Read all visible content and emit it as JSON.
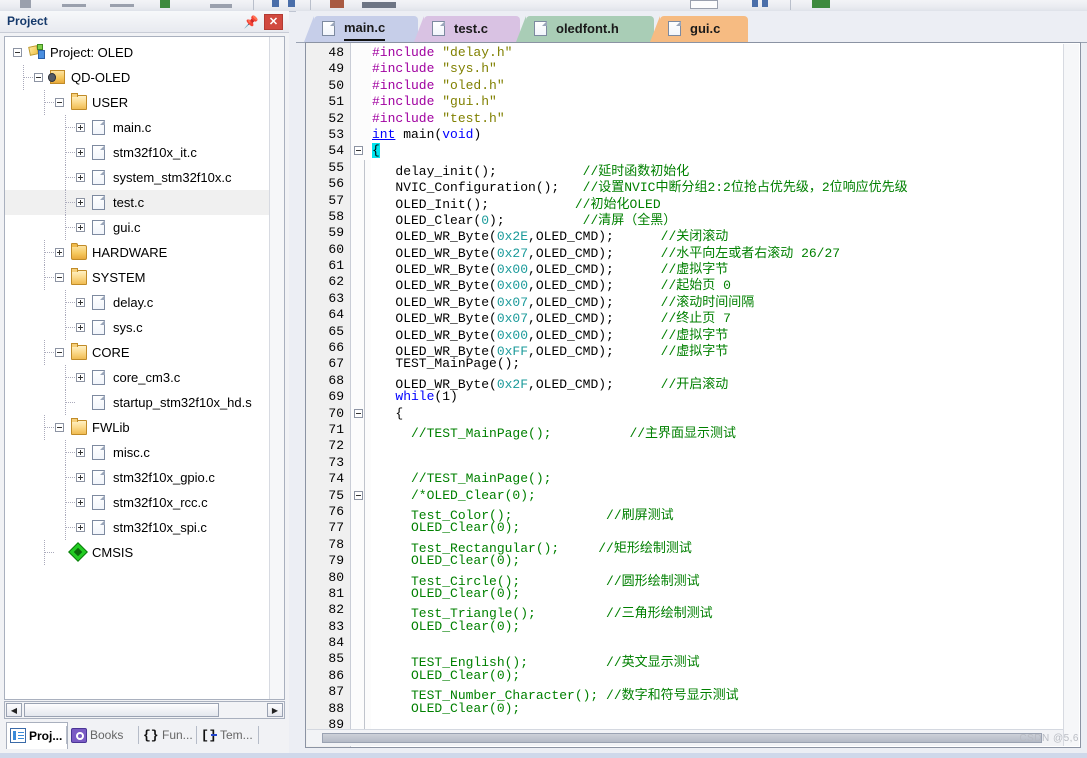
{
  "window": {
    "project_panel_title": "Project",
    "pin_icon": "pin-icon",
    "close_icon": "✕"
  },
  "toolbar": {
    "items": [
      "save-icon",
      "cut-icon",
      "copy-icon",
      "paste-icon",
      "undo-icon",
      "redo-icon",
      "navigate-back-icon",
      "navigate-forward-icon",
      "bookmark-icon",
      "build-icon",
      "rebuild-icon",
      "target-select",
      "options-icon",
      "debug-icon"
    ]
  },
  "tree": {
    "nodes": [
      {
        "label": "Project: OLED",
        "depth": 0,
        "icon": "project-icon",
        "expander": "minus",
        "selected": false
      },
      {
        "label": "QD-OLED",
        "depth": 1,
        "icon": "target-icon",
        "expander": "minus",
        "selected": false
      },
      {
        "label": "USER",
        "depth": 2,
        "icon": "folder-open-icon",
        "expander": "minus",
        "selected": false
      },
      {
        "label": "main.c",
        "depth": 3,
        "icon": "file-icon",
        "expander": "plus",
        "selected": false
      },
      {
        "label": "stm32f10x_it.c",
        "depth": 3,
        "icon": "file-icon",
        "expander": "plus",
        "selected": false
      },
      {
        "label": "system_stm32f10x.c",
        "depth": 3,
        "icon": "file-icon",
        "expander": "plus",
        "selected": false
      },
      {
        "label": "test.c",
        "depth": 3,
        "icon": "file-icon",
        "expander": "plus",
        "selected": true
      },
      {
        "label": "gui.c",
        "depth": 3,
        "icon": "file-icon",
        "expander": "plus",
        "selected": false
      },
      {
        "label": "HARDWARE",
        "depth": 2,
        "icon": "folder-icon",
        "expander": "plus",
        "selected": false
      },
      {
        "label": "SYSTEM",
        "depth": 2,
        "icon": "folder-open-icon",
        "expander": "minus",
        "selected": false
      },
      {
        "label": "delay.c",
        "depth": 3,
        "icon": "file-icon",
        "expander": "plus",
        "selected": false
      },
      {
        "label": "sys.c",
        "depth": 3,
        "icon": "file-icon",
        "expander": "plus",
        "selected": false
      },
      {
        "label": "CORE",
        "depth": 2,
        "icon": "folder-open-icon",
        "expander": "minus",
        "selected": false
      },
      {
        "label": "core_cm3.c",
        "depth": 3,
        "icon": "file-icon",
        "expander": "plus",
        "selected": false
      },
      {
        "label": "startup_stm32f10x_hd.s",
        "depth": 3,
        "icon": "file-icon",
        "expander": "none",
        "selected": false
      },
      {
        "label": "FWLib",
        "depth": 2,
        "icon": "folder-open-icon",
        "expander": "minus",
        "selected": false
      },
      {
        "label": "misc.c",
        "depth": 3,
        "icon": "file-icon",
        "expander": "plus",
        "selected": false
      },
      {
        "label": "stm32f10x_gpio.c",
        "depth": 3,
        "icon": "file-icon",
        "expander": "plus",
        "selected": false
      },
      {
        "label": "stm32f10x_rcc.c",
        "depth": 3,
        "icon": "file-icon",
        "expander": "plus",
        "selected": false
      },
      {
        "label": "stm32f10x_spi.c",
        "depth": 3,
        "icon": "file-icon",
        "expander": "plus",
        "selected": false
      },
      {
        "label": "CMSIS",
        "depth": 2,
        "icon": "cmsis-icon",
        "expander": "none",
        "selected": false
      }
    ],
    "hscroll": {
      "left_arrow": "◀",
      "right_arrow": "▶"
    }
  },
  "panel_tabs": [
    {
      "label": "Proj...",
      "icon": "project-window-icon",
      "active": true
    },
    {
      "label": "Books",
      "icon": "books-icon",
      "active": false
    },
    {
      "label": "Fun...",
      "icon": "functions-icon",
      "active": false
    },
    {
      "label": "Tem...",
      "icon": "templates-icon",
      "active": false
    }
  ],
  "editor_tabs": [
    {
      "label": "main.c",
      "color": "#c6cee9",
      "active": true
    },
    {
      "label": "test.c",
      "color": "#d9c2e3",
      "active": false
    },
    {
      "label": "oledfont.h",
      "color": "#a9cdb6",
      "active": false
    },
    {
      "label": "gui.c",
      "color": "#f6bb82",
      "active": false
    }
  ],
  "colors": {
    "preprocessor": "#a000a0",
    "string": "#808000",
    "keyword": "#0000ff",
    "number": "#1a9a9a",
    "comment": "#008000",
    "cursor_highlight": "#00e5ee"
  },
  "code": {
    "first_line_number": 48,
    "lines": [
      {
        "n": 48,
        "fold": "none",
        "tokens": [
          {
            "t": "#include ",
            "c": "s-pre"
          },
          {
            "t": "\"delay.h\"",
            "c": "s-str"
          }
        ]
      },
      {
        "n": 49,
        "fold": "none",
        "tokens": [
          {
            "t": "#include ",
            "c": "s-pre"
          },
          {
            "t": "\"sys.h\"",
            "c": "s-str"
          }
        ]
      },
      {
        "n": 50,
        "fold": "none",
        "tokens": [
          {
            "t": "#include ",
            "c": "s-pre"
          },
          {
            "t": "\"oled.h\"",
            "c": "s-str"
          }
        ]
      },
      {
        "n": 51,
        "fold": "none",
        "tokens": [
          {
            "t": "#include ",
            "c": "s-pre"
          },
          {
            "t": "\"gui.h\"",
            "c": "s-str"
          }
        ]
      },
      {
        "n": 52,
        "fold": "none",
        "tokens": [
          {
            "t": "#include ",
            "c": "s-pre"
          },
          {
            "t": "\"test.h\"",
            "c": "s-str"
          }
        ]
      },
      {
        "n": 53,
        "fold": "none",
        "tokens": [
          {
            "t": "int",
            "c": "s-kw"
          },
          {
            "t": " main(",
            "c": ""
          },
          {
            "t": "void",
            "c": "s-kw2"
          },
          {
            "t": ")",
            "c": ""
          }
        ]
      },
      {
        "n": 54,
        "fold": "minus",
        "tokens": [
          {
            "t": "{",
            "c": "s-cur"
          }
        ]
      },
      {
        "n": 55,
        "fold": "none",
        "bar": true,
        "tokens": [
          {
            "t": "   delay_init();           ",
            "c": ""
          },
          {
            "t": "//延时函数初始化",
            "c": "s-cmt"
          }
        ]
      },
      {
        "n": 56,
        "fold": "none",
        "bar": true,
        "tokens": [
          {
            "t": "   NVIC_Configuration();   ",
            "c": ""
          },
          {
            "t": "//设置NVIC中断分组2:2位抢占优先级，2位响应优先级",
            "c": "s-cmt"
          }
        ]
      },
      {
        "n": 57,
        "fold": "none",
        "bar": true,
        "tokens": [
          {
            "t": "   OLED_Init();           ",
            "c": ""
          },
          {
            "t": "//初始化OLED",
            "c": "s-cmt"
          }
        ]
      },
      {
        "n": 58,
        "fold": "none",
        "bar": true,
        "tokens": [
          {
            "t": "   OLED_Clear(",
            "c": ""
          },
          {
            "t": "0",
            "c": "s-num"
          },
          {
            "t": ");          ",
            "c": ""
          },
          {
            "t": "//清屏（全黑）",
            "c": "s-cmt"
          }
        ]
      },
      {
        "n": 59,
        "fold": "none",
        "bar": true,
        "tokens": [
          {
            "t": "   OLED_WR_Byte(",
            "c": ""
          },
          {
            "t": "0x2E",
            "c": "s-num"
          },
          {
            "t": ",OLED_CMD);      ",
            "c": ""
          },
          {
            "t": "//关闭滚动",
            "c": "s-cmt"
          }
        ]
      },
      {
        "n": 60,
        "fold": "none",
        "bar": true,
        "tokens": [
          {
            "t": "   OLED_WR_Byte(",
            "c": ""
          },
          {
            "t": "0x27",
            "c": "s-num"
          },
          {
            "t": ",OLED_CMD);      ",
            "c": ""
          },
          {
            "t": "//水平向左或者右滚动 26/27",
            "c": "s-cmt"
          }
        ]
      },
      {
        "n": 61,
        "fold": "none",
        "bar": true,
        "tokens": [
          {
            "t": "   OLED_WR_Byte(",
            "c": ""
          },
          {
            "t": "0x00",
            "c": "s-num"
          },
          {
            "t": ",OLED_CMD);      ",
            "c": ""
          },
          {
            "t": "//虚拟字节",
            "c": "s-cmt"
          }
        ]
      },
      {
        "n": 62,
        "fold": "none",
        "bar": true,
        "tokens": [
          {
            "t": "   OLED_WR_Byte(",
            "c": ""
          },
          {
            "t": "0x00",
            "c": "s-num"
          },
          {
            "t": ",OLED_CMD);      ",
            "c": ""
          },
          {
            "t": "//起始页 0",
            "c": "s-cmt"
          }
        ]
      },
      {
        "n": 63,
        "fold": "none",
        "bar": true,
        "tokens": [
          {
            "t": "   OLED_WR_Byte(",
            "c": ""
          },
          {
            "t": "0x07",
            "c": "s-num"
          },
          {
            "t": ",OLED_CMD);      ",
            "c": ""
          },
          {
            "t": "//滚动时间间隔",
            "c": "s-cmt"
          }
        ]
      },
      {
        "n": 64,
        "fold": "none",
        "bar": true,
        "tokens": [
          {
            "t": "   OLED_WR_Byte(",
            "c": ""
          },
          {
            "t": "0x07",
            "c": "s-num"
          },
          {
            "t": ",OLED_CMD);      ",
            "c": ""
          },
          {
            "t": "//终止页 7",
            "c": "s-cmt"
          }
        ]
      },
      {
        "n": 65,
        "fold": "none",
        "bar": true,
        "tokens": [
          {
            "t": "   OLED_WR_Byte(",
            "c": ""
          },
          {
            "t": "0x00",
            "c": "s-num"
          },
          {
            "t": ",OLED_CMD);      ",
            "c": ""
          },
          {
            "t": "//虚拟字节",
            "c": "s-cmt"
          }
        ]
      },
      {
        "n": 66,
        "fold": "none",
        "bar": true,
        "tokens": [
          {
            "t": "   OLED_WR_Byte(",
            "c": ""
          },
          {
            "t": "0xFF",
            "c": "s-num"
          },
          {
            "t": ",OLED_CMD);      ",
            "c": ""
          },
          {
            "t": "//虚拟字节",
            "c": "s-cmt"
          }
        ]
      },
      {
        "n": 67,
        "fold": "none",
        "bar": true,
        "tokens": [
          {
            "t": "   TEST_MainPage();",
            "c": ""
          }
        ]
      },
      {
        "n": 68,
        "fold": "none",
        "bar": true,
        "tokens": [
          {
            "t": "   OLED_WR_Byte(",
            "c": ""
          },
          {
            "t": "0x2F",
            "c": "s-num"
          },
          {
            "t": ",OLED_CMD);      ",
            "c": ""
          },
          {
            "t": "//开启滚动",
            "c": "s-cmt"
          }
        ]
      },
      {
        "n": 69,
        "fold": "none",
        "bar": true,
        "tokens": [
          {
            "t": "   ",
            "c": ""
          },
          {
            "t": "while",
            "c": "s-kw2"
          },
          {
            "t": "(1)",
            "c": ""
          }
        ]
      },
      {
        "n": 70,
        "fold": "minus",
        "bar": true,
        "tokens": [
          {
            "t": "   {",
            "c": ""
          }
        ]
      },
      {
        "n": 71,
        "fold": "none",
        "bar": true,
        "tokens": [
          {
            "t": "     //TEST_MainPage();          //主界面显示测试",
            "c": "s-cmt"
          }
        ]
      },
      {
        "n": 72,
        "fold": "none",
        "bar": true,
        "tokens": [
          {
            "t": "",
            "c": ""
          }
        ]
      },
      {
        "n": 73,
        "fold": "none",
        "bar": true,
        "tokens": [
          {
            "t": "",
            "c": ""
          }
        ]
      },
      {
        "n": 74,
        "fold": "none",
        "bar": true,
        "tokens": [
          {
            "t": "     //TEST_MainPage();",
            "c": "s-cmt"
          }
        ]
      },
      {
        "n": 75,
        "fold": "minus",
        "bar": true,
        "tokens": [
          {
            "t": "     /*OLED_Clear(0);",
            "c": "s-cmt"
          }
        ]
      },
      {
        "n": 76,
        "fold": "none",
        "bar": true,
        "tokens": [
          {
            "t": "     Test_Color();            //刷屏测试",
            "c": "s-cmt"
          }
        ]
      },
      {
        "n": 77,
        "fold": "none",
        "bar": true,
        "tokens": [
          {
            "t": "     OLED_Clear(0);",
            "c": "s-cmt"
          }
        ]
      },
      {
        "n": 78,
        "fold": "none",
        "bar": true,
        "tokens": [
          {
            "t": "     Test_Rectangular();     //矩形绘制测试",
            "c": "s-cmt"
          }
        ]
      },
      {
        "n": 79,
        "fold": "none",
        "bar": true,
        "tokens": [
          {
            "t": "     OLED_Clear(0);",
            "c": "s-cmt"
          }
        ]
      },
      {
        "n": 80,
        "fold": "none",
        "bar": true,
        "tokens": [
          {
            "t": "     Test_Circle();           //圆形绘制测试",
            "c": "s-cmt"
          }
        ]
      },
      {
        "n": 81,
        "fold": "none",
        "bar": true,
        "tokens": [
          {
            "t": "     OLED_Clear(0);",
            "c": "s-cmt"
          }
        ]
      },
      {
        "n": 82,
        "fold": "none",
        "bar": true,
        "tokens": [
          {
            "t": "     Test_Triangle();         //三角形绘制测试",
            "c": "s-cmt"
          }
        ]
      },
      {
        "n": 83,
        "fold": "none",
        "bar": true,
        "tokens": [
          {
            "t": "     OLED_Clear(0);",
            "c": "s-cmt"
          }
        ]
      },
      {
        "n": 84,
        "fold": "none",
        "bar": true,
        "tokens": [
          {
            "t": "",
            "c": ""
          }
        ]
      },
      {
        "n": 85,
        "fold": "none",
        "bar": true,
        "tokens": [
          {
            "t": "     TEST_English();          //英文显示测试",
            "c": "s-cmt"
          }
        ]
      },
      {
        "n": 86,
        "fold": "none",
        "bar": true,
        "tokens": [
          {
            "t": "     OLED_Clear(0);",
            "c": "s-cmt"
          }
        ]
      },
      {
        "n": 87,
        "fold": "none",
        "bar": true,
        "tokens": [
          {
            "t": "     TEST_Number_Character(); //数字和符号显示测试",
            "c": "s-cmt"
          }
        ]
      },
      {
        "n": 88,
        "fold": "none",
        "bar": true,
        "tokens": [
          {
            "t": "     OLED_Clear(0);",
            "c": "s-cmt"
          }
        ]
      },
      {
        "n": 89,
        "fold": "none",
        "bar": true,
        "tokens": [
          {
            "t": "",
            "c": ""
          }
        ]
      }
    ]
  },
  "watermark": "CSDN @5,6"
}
---
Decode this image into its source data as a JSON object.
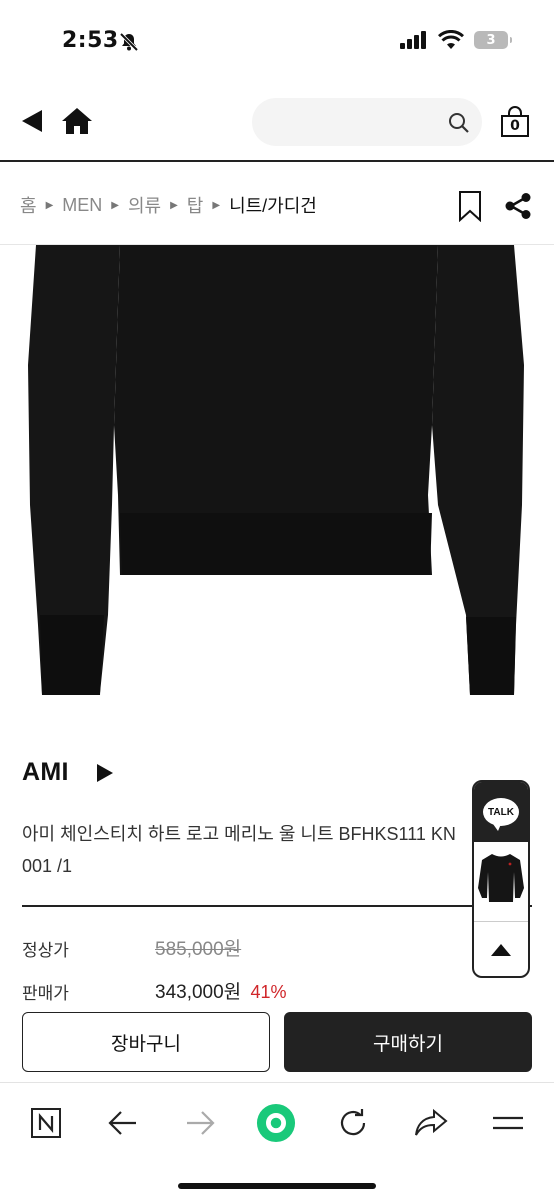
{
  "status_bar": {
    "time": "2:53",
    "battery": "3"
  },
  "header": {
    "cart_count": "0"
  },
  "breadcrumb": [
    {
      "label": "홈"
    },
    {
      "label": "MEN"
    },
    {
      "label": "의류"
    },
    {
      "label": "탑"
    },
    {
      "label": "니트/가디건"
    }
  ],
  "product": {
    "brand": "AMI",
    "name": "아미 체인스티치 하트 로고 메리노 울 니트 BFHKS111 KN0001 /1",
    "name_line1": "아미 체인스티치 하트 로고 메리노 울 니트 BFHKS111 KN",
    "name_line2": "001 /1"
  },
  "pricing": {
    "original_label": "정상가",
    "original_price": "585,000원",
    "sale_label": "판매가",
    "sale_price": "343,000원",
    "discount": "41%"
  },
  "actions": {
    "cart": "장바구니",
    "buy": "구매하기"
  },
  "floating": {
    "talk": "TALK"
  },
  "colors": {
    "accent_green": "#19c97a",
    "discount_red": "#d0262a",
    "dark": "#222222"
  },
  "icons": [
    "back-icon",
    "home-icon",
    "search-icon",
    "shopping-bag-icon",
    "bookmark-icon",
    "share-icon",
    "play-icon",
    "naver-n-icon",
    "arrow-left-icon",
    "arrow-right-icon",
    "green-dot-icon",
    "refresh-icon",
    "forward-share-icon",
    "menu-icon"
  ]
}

= Set exercise =
Reproduce every line from the entries that holds the word "navigate".

= Problem solution =
      "navigate-back-icon",
      "navigate-forward-icon",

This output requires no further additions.